In the entries that follow, how many lines contain "mirasını"? Answer with the number only.

====

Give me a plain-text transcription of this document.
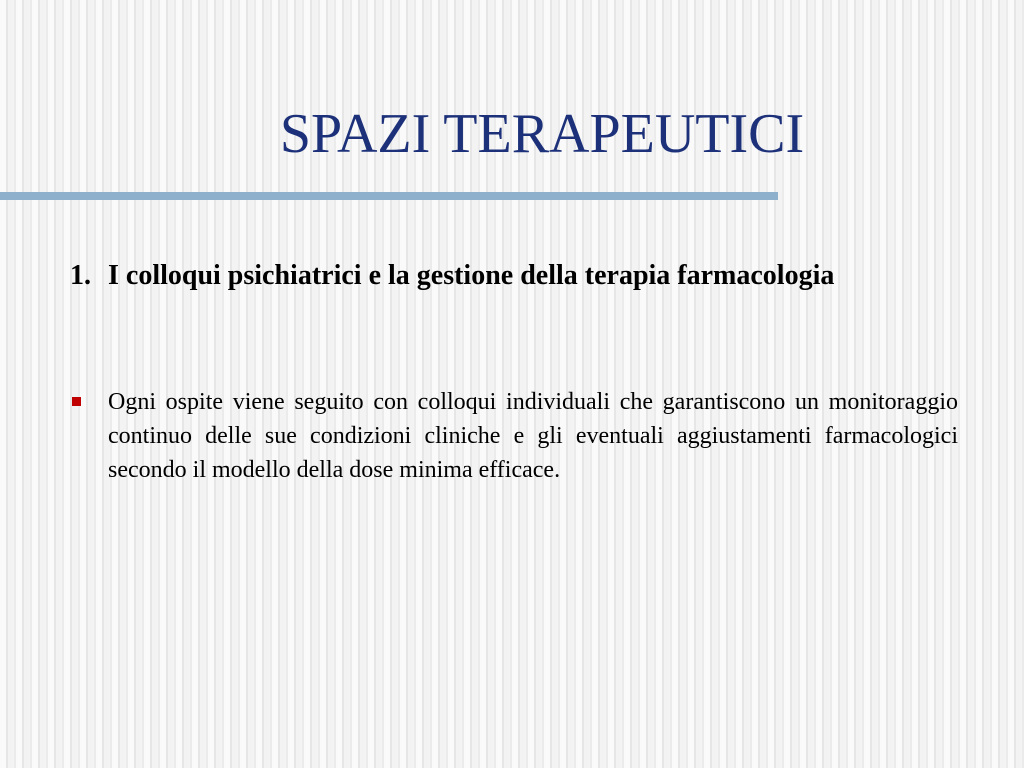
SPAZI TERAPEUTICI
1. I colloqui psichiatrici e la gestione della terapia farmacologia
Ogni ospite viene seguito con colloqui individuali che garantiscono un monitoraggio continuo delle sue condizioni cliniche e gli eventuali aggiustamenti farmacologici secondo il modello della dose minima efficace.
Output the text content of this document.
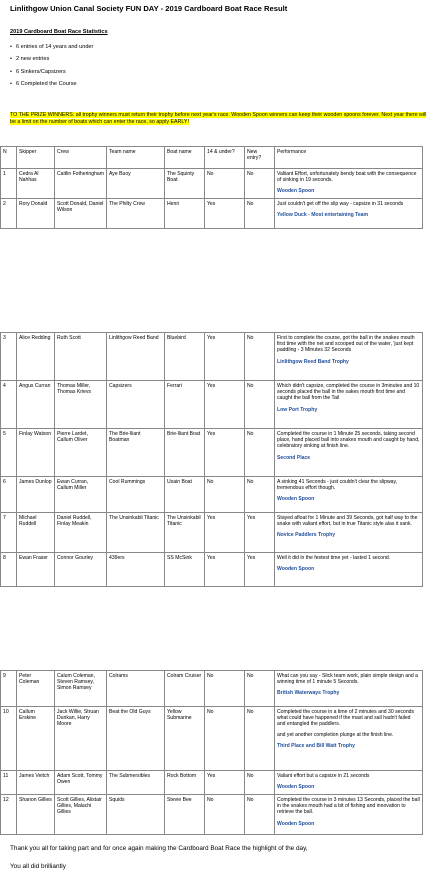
Linlithgow Union Canal Society FUN DAY - 2019 Cardboard Boat Race Result
2019 Cardboard Boat Race Statistics
• 6 entries of 14 years and under
• 2 new entries
• 6 Sinkers/Capsizers
• 6 Completed the Course
TO THE PRIZE WINNERS: all trophy winners must return their trophy before next year's race. Wooden Spoon winners can keep their wooden spoons forever. Next year there will be a limit on the number of boats which can enter the race, so apply EARLY!
N	Skipper	Crew	Team name	Boat name	14 & under?	New entry?	Performance
1	Cedra Al Nahhas	Caitlin Fotheringham	Aye Buoy	The Squinty Boat	No	No	Valiiant Effort, unfortunately bendy boat with the consequence of sinking in 19 seconds.
Wooden Spoon

2	Rory Donald	Scott Donald, Daniel Wilson	The Philty Crew	Henri	Yes	No	Just couldn't get off the slip way - capsize in 31 seconds
Yellow Duck - Most entertaining Team
3	Alice Redding	Ruth Scott	Linlithgow Reed Band	Bluebird	Yes	No	First to complete the course, got the ball in the snakes mouth first time with the net and scooped out of the water, 'just kept paddling - 3 Minutes 32 Seconds
Linlithgow Reed Band Trophy

4	Angus Curran	Thomas Miller, Thomas Krievs	Capsizers	Ferrari	Yes	No	Which didn't capsize, completed the course in 3minutes and 10 seconds placed the ball in the sakes mouth first time and caught the ball from the Tail
Low Port Trophy

5	Finlay Watson	Pierre Lardet, Callum Oliver	The Brie-lliant Boatman	Brie-lliant Boat	Yes	No	Completed the course in 1 Minute 25 seconds, taking second place, hand placed ball into snakes mouth and caught by hand, celebratory sinking at finish line.
Second Place

6	James Dunlop	Ewan Curran, Callum Miller	Cool Rummings	Usain Boat	No	No	A sinking 41 Seconds - just couldn't clear the slipway, tremendous effort though.
Wooden Spoon

7	Michael Ruddell	Daniel Ruddell, Finlay Meakin	The Unsinkabil Titanic	The Unsinkabil Titanic	Yes	Yes	Stayed afloat for 1 Minute and 39 Seconds, got half way to the snake with valiant effort, but in true Titanic style alas it sank.
Novice Paddlers Trophy

8	Ewan Fraser	Connor Gourley	439ers	SS McSink	Yes	Yes	Well it did in the festest time yet - lasted 1 second.
Wooden Spoon
9	Peter Coleman	Calum Coleman, Steven Ramsey, Simon Ramsey	Colrams	Colram Cruiser	No	No	What can you say - Slick team work, plain simple design and a winning time of 1 minute 5 Seconds.
British Waterways Trophy

10	Callum Erskine	Jack Willie, Struan Dunkan, Harry Moore	Beat the Old Guys	Yellow Submarine	No	No	Completed the course in a time of 2 minutes and 30 seconds what could have happened if the mast and sail hadn't failed and entangled the paddlers.
and yet another completion plunge at the finish line.
Third Place and Bill Watt Trophy

11	James Veitch	Adam Scott, Tommy Owen	The Submersibles	Rock Bottom	Yes	No	Valiant effort but a capsize in 21 seconds
Wooden Spoon

12	Shanon Gillies	Scott Gillies, Alistair Gillies, Malachi Gillies	Squids	Stevie Bee	No	No	Completed the course in 3 minutes 13 Seconds, placed the ball in the snakes mouth had a bit of fishing and innovation to retrieve the ball.
Wooden Spoon
Thank you all for taking part and for once again making the Cardboard Boat Race the highlight of the day,
You all did brilliantly
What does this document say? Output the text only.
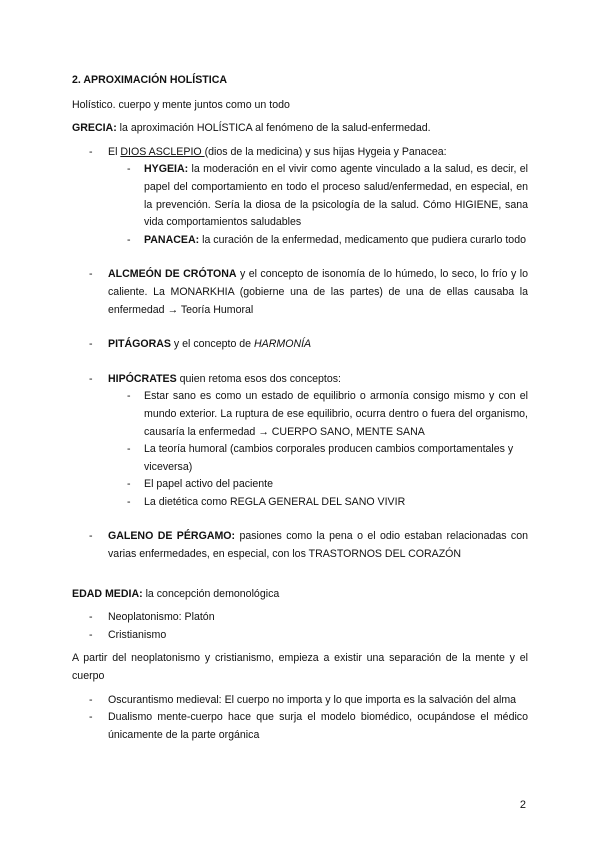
2. APROXIMACIÓN HOLÍSTICA

Holístico. cuerpo y mente juntos como un todo

GRECIA: la aproximación HOLÍSTICA al fenómeno de la salud-enfermedad.

- El DIOS ASCLEPIO (dios de la medicina) y sus hijas Hygeia y Panacea:
- HYGEIA: la moderación en el vivir como agente vinculado a la salud, es decir, el papel del comportamiento en todo el proceso salud/enfermedad, en especial, en la prevención. Sería la diosa de la psicología de la salud. Cómo HIGIENE, sana vida comportamientos saludables
- PANACEA: la curación de la enfermedad, medicamento que pudiera curarlo todo
- ALCMEÓN DE CRÓTONA y el concepto de isonomía de lo húmedo, lo seco, lo frío y lo caliente. La MONARKHIA (gobierne una de las partes) de una de ellas causaba la enfermedad → Teoría Humoral
- PITÁGORAS y el concepto de HARMONÍA
- HIPÓCRATES quien retoma esos dos conceptos:
- Estar sano es como un estado de equilibrio o armonía consigo mismo y con el mundo exterior. La ruptura de ese equilibrio, ocurra dentro o fuera del organismo, causaría la enfermedad → CUERPO SANO, MENTE SANA
- La teoría humoral (cambios corporales producen cambios comportamentales y viceversa)
- El papel activo del paciente
- La dietética como REGLA GENERAL DEL SANO VIVIR
- GALENO DE PÉRGAMO: pasiones como la pena o el odio estaban relacionadas con varias enfermedades, en especial, con los TRASTORNOS DEL CORAZÓN

EDAD MEDIA: la concepción demonológica

- Neoplatonismo: Platón
- Cristianismo

A partir del neoplatonismo y cristianismo, empieza a existir una separación de la mente y el cuerpo

- Oscurantismo medieval: El cuerpo no importa y lo que importa es la salvación del alma
- Dualismo mente-cuerpo hace que surja el modelo biomédico, ocupándose el médico únicamente de la parte orgánica
2
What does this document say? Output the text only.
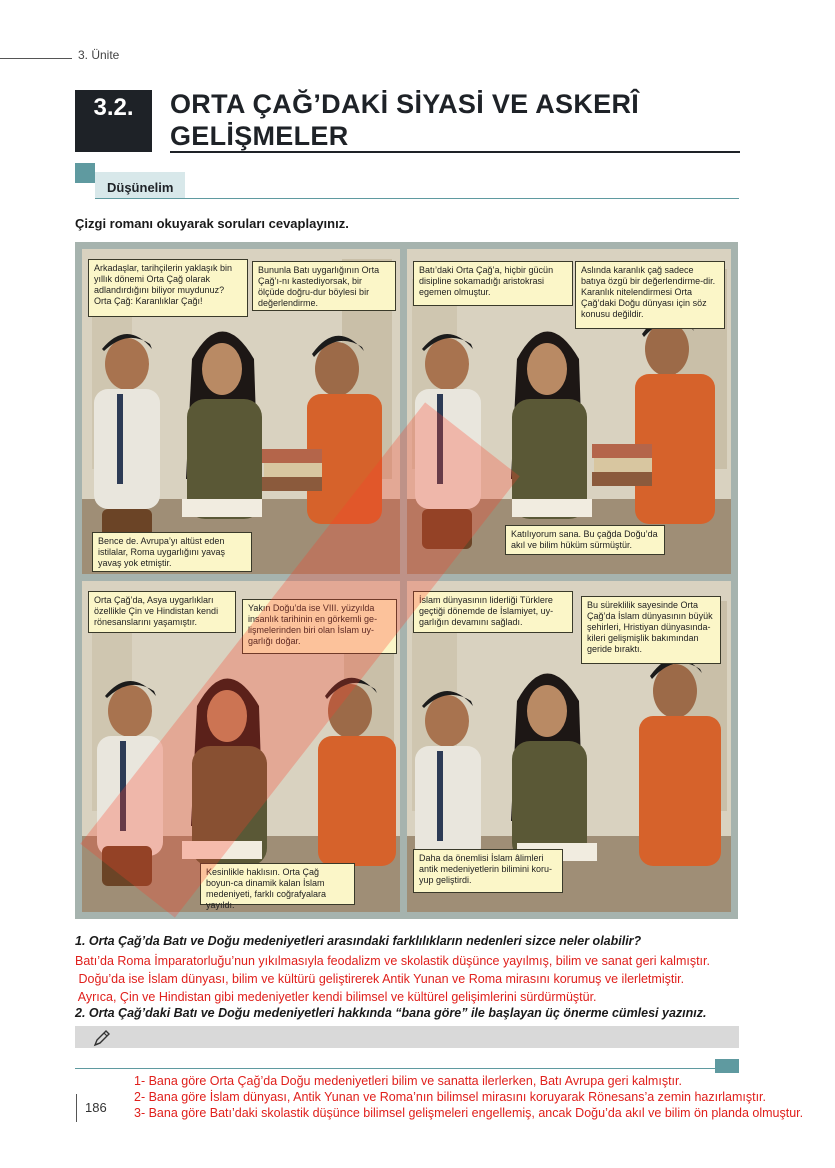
3. Ünite
3.2.	ORTA ÇAĞ’DAKİ SİYASİ VE ASKERÎ
GELİŞMELER
Düşünelim
Çizgi romanı okuyarak soruları cevaplayınız.
Arkadaşlar, tarihçilerin yaklaşık bin yıllık dönemi Orta Çağ olarak adlandırdığını biliyor muydunuz? Orta Çağ: Karanlıklar Çağı!
Bununla Batı uygarlığının Orta Çağ’ı-nı kastediyorsak, bir ölçüde doğru-dur böylesi bir değerlendirme.
Bence de. Avrupa’yı altüst eden istilalar, Roma uygarlığını yavaş yavaş yok etmiştir.
Batı’daki Orta Çağ’a, hiçbir gücün disipline sokamadığı aristokrasi egemen olmuştur.
Aslında karanlık çağ sadece batıya özgü bir değerlendirme-dir. Karanlık nitelendirmesi Orta Çağ’daki Doğu dünyası için söz konusu değildir.
Katılıyorum sana. Bu çağda Doğu’da akıl ve bilim hüküm sürmüştür.
Orta Çağ’da, Asya uygarlıkları özellikle Çin ve Hindistan kendi rönesanslarını yaşamıştır.
Yakın Doğu’da ise VIII. yüzyılda insanlık tarihinin en görkemli ge-lişmelerinden biri olan İslam uy-garlığı doğar.
Kesinlikle haklısın. Orta Çağ boyun-ca dinamik kalan İslam medeniyeti, farklı coğrafyalara yayıldı.
İslam dünyasının liderliği Türklere geçtiği dönemde de İslamiyet, uy-garlığın devamını sağladı.
Bu süreklilik sayesinde Orta Çağ’da İslam dünyasının büyük şehirleri, Hristiyan dünyasında-kileri gelişmişlik bakımından geride bıraktı.
Daha da önemlisi İslam âlimleri antik medeniyetlerin bilimini koru-yup geliştirdi.
1. Orta Çağ’da Batı ve Doğu medeniyetleri arasındaki farklılıkların nedenleri sizce neler olabilir?
Batı’da Roma İmparatorluğu’nun yıkılmasıyla feodalizm ve skolastik düşünce yayılmış, bilim ve sanat geri kalmıştır.
Doğu’da ise İslam dünyası, bilim ve kültürü geliştirerek Antik Yunan ve Roma mirasını korumuş ve ilerletmiştir.
Ayrıca, Çin ve Hindistan gibi medeniyetler kendi bilimsel ve kültürel gelişimlerini sürdürmüştür.
2. Orta Çağ’daki Batı ve Doğu medeniyetleri hakkında “bana göre” ile başlayan üç önerme cümlesi yazınız.
186
1- Bana göre Orta Çağ’da Doğu medeniyetleri bilim ve sanatta ilerlerken, Batı Avrupa geri kalmıştır.
2- Bana göre İslam dünyası, Antik Yunan ve Roma’nın bilimsel mirasını koruyarak Rönesans’a zemin hazırlamıştır.
3- Bana göre Batı’daki skolastik düşünce bilimsel gelişmeleri engellemiş, ancak Doğu’da akıl ve bilim ön planda olmuştur.
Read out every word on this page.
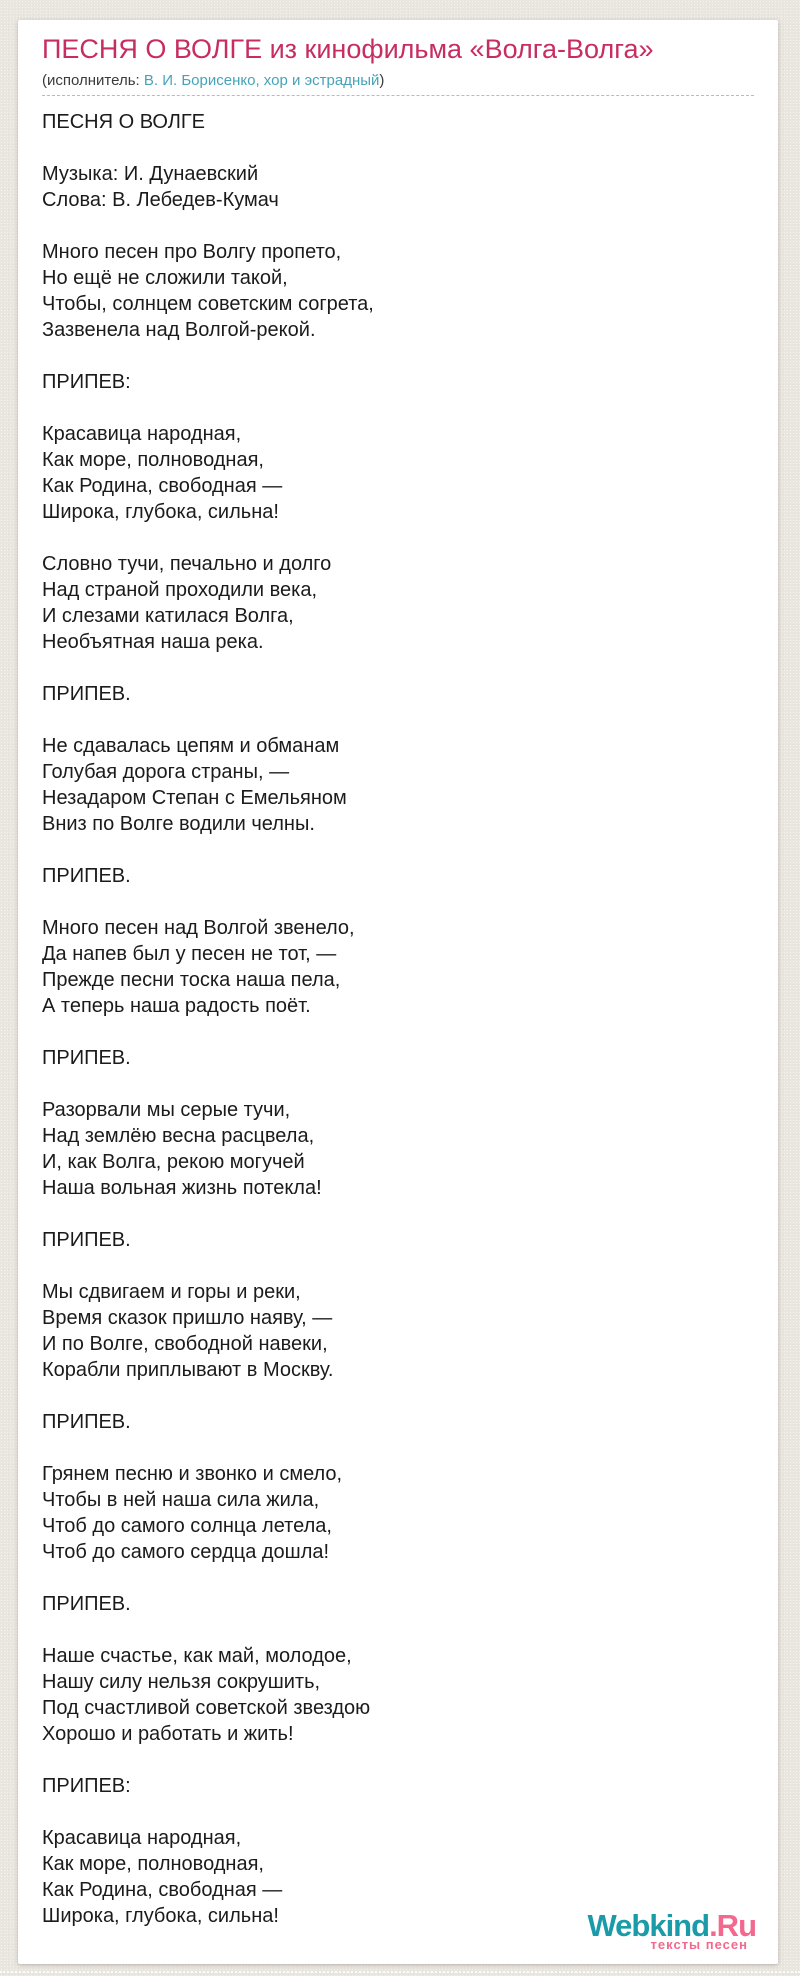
ПЕСНЯ О ВОЛГЕ из кинофильма «Волга-Волга»
(исполнитель: В. И. Борисенко, хор и эстрадный)
ПЕСНЯ О ВОЛГЕ
Музыка: И. Дунаевский
Слова: В. Лебедев-Кумач
Много песен про Волгу пропето,
Но ещё не сложили такой,
Чтобы, солнцем советским согрета,
Зазвенела над Волгой-рекой.
ПРИПЕВ:
Красавица народная,
Как море, полноводная,
Как Родина, свободная —
Широка, глубока, сильна!
Словно тучи, печально и долго
Над страной проходили века,
И слезами катилася Волга,
Необъятная наша река.
ПРИПЕВ.
Не сдавалась цепям и обманам
Голубая дорога страны, —
Незадаром Степан с Емельяном
Вниз по Волге водили челны.
ПРИПЕВ.
Много песен над Волгой звенело,
Да напев был у песен не тот, —
Прежде песни тоска наша пела,
А теперь наша радость поёт.
ПРИПЕВ.
Разорвали мы серые тучи,
Над землёю весна расцвела,
И, как Волга, рекою могучей
Наша вольная жизнь потекла!
ПРИПЕВ.
Мы сдвигаем и горы и реки,
Время сказок пришло наяву, —
И по Волге, свободной навеки,
Корабли приплывают в Москву.
ПРИПЕВ.
Грянем песню и звонко и смело,
Чтобы в ней наша сила жила,
Чтоб до самого солнца летела,
Чтоб до самого сердца дошла!
ПРИПЕВ.
Наше счастье, как май, молодое,
Нашу силу нельзя сокрушить,
Под счастливой советской звездою
Хорошо и работать и жить!
ПРИПЕВ:
Красавица народная,
Как море, полноводная,
Как Родина, свободная —
Широка, глубока, сильна!	Webkind.Ru
тексты песен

====

Response for this exercise:
2